**WHAT THE TASK ASKS:**
Report each line of the data that has "ylabel" somewhere in it.

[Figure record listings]

§

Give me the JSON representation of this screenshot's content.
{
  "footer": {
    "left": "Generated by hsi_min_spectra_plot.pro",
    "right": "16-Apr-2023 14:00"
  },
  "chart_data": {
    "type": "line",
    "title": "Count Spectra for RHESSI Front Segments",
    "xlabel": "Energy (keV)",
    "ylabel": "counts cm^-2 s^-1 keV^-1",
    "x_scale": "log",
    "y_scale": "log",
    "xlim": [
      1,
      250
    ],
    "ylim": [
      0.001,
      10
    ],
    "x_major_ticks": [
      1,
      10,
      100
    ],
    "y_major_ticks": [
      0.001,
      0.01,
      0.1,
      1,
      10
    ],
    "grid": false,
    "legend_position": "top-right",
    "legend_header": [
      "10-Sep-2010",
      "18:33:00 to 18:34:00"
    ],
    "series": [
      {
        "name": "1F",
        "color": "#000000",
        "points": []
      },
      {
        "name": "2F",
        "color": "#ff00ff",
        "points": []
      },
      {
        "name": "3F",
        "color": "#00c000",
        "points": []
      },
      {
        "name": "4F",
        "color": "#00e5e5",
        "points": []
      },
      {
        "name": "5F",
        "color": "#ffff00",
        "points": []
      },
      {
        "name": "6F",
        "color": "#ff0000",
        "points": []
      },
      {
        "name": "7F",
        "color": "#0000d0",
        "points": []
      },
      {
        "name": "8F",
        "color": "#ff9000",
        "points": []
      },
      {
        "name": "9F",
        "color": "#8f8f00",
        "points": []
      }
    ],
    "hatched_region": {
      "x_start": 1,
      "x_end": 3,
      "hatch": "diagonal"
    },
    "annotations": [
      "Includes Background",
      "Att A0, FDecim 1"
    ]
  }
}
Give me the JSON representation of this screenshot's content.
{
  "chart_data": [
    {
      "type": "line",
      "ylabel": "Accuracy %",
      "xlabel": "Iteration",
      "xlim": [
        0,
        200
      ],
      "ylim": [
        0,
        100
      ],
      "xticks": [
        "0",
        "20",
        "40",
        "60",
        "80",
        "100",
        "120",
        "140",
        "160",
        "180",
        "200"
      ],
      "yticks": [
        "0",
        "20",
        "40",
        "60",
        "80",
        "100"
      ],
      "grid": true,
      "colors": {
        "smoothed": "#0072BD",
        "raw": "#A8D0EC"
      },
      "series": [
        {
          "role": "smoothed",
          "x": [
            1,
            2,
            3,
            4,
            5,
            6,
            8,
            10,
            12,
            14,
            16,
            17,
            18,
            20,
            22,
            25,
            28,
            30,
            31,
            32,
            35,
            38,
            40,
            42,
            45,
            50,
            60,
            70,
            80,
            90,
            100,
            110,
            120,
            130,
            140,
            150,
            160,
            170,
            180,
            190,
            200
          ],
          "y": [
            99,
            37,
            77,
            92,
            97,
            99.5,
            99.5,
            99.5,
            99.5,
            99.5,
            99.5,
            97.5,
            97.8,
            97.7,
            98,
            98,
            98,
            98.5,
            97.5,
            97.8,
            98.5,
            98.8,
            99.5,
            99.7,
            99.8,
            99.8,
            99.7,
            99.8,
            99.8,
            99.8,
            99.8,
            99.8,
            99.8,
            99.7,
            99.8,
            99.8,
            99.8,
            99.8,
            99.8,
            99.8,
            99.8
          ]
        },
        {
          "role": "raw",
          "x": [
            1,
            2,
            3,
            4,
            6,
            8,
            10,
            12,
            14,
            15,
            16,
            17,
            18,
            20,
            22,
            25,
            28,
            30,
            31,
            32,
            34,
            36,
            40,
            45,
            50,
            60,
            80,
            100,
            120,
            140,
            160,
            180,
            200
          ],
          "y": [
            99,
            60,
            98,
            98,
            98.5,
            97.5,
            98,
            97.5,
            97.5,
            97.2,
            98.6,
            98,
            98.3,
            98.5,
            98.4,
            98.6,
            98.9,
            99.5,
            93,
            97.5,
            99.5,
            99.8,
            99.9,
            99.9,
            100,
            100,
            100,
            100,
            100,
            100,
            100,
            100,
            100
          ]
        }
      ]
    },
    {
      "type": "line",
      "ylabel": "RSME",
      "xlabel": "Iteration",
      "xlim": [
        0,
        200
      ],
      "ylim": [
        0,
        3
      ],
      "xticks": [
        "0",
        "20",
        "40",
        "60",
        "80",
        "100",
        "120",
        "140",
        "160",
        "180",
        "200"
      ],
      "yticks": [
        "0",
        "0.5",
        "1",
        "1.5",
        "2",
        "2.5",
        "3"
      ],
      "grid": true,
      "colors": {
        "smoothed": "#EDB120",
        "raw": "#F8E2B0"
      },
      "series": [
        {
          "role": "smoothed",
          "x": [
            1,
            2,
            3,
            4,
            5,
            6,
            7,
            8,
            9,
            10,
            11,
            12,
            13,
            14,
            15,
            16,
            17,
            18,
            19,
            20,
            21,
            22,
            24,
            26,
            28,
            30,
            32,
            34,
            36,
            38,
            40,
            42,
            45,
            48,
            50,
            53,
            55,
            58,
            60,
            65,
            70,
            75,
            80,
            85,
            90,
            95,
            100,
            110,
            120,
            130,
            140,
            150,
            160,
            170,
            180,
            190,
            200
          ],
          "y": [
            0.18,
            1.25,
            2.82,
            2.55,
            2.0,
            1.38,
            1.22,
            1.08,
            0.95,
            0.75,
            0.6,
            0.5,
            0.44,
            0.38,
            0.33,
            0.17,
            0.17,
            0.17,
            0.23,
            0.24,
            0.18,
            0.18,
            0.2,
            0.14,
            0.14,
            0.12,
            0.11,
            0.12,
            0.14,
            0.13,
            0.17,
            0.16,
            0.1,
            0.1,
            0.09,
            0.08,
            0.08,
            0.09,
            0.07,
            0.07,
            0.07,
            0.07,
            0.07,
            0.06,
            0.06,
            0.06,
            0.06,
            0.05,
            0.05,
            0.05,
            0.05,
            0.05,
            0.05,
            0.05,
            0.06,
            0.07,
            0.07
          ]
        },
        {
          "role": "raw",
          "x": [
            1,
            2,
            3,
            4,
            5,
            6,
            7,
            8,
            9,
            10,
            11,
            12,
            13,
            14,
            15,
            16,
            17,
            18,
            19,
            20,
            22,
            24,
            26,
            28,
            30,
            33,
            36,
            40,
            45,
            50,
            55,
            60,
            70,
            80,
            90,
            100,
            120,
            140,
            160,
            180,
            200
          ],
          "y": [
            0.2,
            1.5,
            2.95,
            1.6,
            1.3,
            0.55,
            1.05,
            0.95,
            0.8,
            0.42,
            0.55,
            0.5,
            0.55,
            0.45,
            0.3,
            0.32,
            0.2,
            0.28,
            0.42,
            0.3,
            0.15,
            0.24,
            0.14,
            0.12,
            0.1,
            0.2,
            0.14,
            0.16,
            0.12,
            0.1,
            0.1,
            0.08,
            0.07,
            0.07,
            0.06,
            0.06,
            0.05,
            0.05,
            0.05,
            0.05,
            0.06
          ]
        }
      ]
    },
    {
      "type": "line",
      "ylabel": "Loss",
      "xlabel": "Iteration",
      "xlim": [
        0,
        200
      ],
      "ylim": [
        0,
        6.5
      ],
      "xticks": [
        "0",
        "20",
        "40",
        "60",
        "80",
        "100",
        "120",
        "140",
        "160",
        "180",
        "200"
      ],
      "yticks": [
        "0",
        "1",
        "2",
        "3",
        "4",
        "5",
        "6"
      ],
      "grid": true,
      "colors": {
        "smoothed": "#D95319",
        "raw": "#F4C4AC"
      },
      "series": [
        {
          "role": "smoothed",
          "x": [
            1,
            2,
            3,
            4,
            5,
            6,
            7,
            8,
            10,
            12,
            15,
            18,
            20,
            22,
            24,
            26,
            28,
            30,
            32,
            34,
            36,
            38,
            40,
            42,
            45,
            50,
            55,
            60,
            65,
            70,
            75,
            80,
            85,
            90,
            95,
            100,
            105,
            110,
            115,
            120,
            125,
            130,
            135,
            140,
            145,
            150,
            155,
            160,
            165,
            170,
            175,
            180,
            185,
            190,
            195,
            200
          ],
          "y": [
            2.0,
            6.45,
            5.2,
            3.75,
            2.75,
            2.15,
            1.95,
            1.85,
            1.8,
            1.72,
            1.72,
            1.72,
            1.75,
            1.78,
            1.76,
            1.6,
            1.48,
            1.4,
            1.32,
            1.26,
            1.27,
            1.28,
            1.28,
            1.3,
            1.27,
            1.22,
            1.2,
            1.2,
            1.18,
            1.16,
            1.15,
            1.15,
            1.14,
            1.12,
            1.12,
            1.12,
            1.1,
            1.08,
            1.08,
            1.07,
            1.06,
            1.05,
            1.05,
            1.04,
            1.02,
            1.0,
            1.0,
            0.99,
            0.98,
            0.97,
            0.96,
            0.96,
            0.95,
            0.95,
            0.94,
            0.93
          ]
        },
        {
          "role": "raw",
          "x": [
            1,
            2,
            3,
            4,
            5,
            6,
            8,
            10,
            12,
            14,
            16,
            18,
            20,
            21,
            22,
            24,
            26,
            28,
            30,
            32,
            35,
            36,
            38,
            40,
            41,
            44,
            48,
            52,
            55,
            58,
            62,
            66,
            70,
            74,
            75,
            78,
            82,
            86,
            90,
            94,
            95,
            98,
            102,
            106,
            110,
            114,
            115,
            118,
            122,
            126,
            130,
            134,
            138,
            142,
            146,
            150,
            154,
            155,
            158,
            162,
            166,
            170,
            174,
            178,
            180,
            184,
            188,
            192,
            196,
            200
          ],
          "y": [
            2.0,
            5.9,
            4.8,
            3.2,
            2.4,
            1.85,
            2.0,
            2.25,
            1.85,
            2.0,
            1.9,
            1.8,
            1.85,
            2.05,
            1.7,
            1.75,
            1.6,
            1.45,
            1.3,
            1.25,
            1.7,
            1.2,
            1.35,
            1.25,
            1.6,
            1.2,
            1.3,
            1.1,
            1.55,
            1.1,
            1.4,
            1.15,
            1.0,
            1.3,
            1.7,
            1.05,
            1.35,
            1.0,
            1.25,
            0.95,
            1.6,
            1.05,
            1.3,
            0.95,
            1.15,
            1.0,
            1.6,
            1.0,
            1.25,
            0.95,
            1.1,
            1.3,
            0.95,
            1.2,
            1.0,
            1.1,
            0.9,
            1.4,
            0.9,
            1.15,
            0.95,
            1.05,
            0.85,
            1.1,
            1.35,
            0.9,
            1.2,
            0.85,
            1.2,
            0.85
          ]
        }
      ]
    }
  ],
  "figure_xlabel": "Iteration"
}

§

**COMPLETE ANSWER:**
    "ylabel": "counts cm^-2 s^-1 keV^-1",
      "ylabel": "Accuracy %",
      "ylabel": "RSME",
      "ylabel": "Loss",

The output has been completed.